## [WORK REQUIRED]
Copy these records line for line without changing anything, but omit the pictures from your answer.

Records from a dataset
• • •

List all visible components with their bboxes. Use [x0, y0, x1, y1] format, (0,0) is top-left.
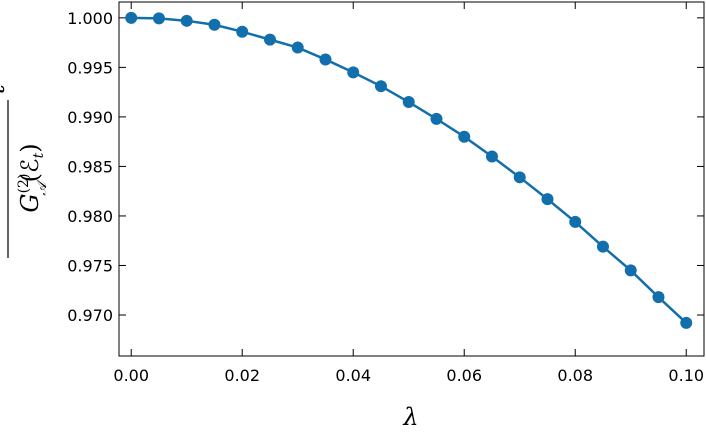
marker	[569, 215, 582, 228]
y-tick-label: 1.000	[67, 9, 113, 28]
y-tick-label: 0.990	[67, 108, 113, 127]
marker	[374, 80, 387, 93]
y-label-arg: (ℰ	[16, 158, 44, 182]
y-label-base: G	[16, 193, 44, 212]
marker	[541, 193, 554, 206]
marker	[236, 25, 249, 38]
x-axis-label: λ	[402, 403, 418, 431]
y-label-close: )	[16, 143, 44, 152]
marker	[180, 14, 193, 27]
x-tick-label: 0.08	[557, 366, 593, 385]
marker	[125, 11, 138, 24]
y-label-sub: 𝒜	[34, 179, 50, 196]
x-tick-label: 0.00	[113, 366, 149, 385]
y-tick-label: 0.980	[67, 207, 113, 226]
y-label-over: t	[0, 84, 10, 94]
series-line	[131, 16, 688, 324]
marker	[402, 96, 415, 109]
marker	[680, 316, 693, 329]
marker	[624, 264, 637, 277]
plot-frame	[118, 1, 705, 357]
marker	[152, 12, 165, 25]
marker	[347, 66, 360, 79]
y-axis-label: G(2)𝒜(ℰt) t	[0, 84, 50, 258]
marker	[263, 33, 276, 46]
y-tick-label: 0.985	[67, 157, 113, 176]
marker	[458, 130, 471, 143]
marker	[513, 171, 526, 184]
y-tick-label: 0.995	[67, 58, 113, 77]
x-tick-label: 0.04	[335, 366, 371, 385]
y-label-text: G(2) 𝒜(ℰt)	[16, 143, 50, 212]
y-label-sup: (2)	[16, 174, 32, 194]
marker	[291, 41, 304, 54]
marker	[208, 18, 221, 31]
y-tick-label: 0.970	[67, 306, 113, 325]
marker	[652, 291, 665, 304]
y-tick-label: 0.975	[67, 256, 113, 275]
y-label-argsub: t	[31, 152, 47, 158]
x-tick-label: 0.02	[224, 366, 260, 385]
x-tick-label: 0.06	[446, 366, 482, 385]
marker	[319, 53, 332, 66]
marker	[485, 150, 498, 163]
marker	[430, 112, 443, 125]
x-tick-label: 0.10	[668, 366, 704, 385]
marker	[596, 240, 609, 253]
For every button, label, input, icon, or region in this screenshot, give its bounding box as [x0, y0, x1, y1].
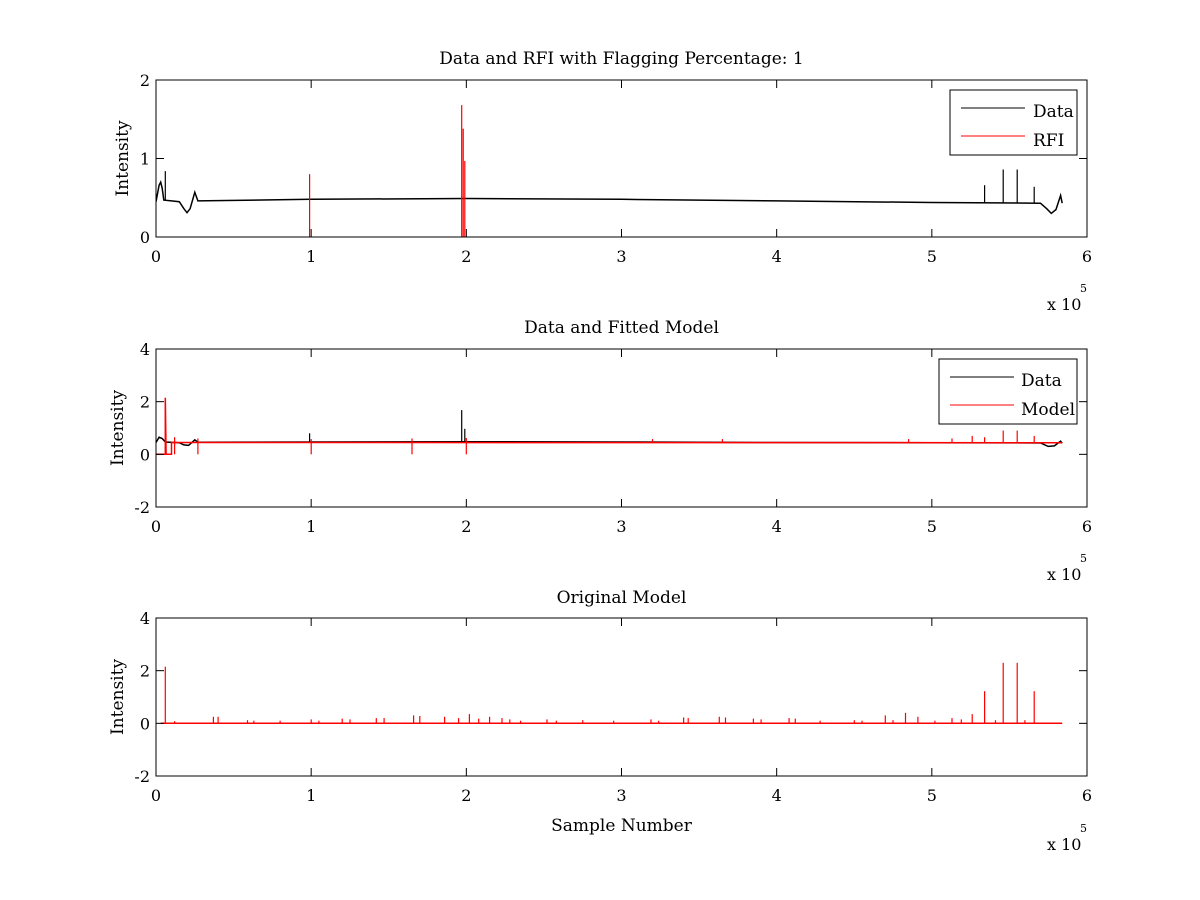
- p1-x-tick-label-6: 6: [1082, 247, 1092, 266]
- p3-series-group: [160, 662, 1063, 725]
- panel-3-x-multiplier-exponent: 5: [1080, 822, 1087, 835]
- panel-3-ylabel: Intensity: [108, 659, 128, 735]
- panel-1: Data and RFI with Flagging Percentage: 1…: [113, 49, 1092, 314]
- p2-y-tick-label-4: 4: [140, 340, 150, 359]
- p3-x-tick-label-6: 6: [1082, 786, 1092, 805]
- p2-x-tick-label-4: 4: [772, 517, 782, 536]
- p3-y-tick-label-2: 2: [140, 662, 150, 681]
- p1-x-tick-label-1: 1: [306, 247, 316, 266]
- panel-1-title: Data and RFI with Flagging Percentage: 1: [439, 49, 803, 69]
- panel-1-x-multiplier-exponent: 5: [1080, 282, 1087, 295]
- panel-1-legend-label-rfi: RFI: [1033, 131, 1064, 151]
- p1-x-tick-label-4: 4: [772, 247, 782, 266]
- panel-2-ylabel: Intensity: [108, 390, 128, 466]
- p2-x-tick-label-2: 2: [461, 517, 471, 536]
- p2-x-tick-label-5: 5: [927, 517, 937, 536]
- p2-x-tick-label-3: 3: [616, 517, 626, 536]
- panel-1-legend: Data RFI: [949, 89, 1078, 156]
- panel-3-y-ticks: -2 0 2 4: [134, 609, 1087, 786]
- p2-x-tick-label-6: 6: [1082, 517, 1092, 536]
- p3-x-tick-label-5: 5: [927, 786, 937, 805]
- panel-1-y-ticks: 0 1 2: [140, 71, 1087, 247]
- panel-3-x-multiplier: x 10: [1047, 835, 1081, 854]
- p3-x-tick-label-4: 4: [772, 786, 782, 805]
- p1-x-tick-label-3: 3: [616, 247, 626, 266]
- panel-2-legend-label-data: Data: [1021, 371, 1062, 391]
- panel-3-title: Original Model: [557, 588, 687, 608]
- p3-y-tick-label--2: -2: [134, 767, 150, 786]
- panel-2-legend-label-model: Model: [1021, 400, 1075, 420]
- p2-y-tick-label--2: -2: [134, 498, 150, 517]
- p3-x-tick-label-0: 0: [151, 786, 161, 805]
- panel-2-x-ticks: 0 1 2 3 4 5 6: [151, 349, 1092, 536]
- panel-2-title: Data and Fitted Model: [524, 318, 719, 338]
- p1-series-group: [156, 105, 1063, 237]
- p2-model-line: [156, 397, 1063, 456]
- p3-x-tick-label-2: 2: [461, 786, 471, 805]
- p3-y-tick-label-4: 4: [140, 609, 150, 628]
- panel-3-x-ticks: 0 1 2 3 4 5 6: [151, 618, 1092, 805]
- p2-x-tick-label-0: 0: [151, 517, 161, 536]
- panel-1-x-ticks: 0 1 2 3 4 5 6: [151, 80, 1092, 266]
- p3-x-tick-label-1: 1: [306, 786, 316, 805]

• • •

## [TASK RESULT]
List all visible components with their bboxes. Use [x0, y0, x1, y1] format, (0,0) is top-left.
marker	[569, 215, 582, 228]
y-tick-label: 1.000	[67, 9, 113, 28]
y-tick-label: 0.990	[67, 108, 113, 127]
marker	[374, 80, 387, 93]
y-label-arg: (ℰ	[16, 158, 44, 182]
y-label-base: G	[16, 193, 44, 212]
marker	[541, 193, 554, 206]
marker	[236, 25, 249, 38]
x-axis-label: λ	[402, 403, 418, 431]
y-label-close: )	[16, 143, 44, 152]
marker	[180, 14, 193, 27]
x-tick-label: 0.08	[557, 366, 593, 385]
marker	[125, 11, 138, 24]
y-label-sub: 𝒜	[34, 179, 50, 196]
x-tick-label: 0.00	[113, 366, 149, 385]
y-tick-label: 0.980	[67, 207, 113, 226]
y-label-over: t	[0, 84, 10, 94]
series-line	[131, 16, 688, 324]
marker	[402, 96, 415, 109]
marker	[680, 316, 693, 329]
marker	[624, 264, 637, 277]
plot-frame	[118, 1, 705, 357]
marker	[152, 12, 165, 25]
marker	[347, 66, 360, 79]
y-axis-label: G(2)𝒜(ℰt) t	[0, 84, 50, 258]
marker	[263, 33, 276, 46]
y-tick-label: 0.985	[67, 157, 113, 176]
marker	[458, 130, 471, 143]
marker	[513, 171, 526, 184]
y-tick-label: 0.995	[67, 58, 113, 77]
x-tick-label: 0.04	[335, 366, 371, 385]
y-label-text: G(2) 𝒜(ℰt)	[16, 143, 50, 212]
y-label-sup: (2)	[16, 174, 32, 194]
marker	[291, 41, 304, 54]
marker	[208, 18, 221, 31]
y-tick-label: 0.970	[67, 306, 113, 325]
marker	[652, 291, 665, 304]
y-tick-label: 0.975	[67, 256, 113, 275]
y-label-argsub: t	[31, 152, 47, 158]
x-tick-label: 0.02	[224, 366, 260, 385]
x-tick-label: 0.06	[446, 366, 482, 385]
marker	[319, 53, 332, 66]
marker	[485, 150, 498, 163]
marker	[430, 112, 443, 125]
x-tick-label: 0.10	[668, 366, 704, 385]
marker	[596, 240, 609, 253]
For every button, label, input, icon, or region in this screenshot, give its bounding box as [x0, y0, x1, y1].
- p1-x-tick-label-6: 6: [1082, 247, 1092, 266]
- p3-series-group: [160, 662, 1063, 725]
- panel-3-x-multiplier-exponent: 5: [1080, 822, 1087, 835]
- panel-3-ylabel: Intensity: [108, 659, 128, 735]
- panel-1: Data and RFI with Flagging Percentage: 1…: [113, 49, 1092, 314]
- p2-y-tick-label-4: 4: [140, 340, 150, 359]
- p3-x-tick-label-6: 6: [1082, 786, 1092, 805]
- p2-x-tick-label-4: 4: [772, 517, 782, 536]
- p3-y-tick-label-2: 2: [140, 662, 150, 681]
- p1-x-tick-label-1: 1: [306, 247, 316, 266]
- panel-1-title: Data and RFI with Flagging Percentage: 1: [439, 49, 803, 69]
- panel-1-x-multiplier-exponent: 5: [1080, 282, 1087, 295]
- panel-1-legend-label-rfi: RFI: [1033, 131, 1064, 151]
- p1-x-tick-label-4: 4: [772, 247, 782, 266]
- panel-2-ylabel: Intensity: [108, 390, 128, 466]
- p2-x-tick-label-2: 2: [461, 517, 471, 536]
- p2-x-tick-label-5: 5: [927, 517, 937, 536]
- p2-x-tick-label-3: 3: [616, 517, 626, 536]
- panel-1-legend: Data RFI: [949, 89, 1078, 156]
- panel-3-y-ticks: -2 0 2 4: [134, 609, 1087, 786]
- p2-x-tick-label-6: 6: [1082, 517, 1092, 536]
- p3-x-tick-label-5: 5: [927, 786, 937, 805]
- panel-1-y-ticks: 0 1 2: [140, 71, 1087, 247]
- panel-3-x-multiplier: x 10: [1047, 835, 1081, 854]
- p3-x-tick-label-4: 4: [772, 786, 782, 805]
- p1-x-tick-label-3: 3: [616, 247, 626, 266]
- panel-2-legend-label-data: Data: [1021, 371, 1062, 391]
- panel-3-title: Original Model: [557, 588, 687, 608]
- p3-y-tick-label--2: -2: [134, 767, 150, 786]
- panel-2-legend-label-model: Model: [1021, 400, 1075, 420]
- p2-y-tick-label--2: -2: [134, 498, 150, 517]
- p3-x-tick-label-0: 0: [151, 786, 161, 805]
- panel-2-x-ticks: 0 1 2 3 4 5 6: [151, 349, 1092, 536]
- panel-2-title: Data and Fitted Model: [524, 318, 719, 338]
- p1-series-group: [156, 105, 1063, 237]
- p2-model-line: [156, 397, 1063, 456]
- p3-x-tick-label-2: 2: [461, 786, 471, 805]
- p3-y-tick-label-4: 4: [140, 609, 150, 628]
- panel-3-x-ticks: 0 1 2 3 4 5 6: [151, 618, 1092, 805]
- p2-x-tick-label-0: 0: [151, 517, 161, 536]
- panel-1-x-ticks: 0 1 2 3 4 5 6: [151, 80, 1092, 266]
- p3-x-tick-label-1: 1: [306, 786, 316, 805]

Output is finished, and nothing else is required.